• **What this task involves**: Take the entries below and reproduce them word for word.

[Dataset records]
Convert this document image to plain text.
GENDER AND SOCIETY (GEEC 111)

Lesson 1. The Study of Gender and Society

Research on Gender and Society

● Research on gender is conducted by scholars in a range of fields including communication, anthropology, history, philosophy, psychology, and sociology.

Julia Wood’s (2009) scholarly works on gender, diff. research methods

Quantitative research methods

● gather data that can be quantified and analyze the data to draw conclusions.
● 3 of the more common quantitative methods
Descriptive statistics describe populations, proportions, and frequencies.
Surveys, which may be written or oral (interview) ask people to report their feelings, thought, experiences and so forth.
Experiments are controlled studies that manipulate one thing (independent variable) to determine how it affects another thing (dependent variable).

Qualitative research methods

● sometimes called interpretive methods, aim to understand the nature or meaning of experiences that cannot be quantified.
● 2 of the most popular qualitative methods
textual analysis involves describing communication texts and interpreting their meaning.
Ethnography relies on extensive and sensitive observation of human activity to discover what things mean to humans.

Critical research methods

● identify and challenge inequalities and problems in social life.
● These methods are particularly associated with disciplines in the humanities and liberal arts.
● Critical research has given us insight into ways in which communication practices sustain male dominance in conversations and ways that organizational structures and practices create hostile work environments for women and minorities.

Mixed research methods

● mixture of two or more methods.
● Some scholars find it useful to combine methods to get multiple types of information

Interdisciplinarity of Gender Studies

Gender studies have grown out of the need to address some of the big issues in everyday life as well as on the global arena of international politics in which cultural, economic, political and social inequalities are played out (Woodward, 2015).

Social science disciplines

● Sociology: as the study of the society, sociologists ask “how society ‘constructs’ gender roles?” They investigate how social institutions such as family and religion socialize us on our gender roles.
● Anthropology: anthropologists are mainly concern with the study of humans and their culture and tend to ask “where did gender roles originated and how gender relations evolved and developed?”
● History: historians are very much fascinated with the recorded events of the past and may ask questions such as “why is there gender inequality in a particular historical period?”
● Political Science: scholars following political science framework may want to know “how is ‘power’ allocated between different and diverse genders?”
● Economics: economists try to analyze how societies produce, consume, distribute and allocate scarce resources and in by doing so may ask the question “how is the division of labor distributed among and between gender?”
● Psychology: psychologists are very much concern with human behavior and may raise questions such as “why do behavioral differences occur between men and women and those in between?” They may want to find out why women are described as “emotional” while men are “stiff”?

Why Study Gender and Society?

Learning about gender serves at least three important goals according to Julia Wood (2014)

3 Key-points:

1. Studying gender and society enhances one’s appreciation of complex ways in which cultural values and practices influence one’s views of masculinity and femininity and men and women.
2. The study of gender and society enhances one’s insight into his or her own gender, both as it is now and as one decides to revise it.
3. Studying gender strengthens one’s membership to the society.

• **Task result**:
Convert this document image to plain text.
GENDER AND SOCIETY (GEEC 111)

Lesson 1. The Study of Gender and Society

Research on Gender and Society

● Research on gender is conducted by scholars in a range of fields including communication, anthropology, history, philosophy, psychology, and sociology.

Julia Wood’s (2009) scholarly works on gender, diff. research methods

Quantitative research methods

● gather data that can be quantified and analyze the data to draw conclusions.
● 3 of the more common quantitative methods
Descriptive statistics describe populations, proportions, and frequencies.
Surveys, which may be written or oral (interview) ask people to report their feelings, thought, experiences and so forth.
Experiments are controlled studies that manipulate one thing (independent variable) to determine how it affects another thing (dependent variable).

Qualitative research methods

● sometimes called interpretive methods, aim to understand the nature or meaning of experiences that cannot be quantified.
● 2 of the most popular qualitative methods
textual analysis involves describing communication texts and interpreting their meaning.
Ethnography relies on extensive and sensitive observation of human activity to discover what things mean to humans.

Critical research methods

● identify and challenge inequalities and problems in social life.
● These methods are particularly associated with disciplines in the humanities and liberal arts.
● Critical research has given us insight into ways in which communication practices sustain male dominance in conversations and ways that organizational structures and practices create hostile work environments for women and minorities.

Mixed research methods

● mixture of two or more methods.
● Some scholars find it useful to combine methods to get multiple types of information

Interdisciplinarity of Gender Studies

Gender studies have grown out of the need to address some of the big issues in everyday life as well as on the global arena of international politics in which cultural, economic, political and social inequalities are played out (Woodward, 2015).

Social science disciplines

● Sociology: as the study of the society, sociologists ask “how society ‘constructs’ gender roles?” They investigate how social institutions such as family and religion socialize us on our gender roles.
● Anthropology: anthropologists are mainly concern with the study of humans and their culture and tend to ask “where did gender roles originated and how gender relations evolved and developed?”
● History: historians are very much fascinated with the recorded events of the past and may ask questions such as “why is there gender inequality in a particular historical period?”
● Political Science: scholars following political science framework may want to know “how is ‘power’ allocated between different and diverse genders?”
● Economics: economists try to analyze how societies produce, consume, distribute and allocate scarce resources and in by doing so may ask the question “how is the division of labor distributed among and between gender?”
● Psychology: psychologists are very much concern with human behavior and may raise questions such as “why do behavioral differences occur between men and women and those in between?” They may want to find out why women are described as “emotional” while men are “stiff”?

Why Study Gender and Society?

Learning about gender serves at least three important goals according to Julia Wood (2014)

3 Key-points:

1. Studying gender and society enhances one’s appreciation of complex ways in which cultural values and practices influence one’s views of masculinity and femininity and men and women.
2. The study of gender and society enhances one’s insight into his or her own gender, both as it is now and as one decides to revise it.
3. Studying gender strengthens one’s membership to the society.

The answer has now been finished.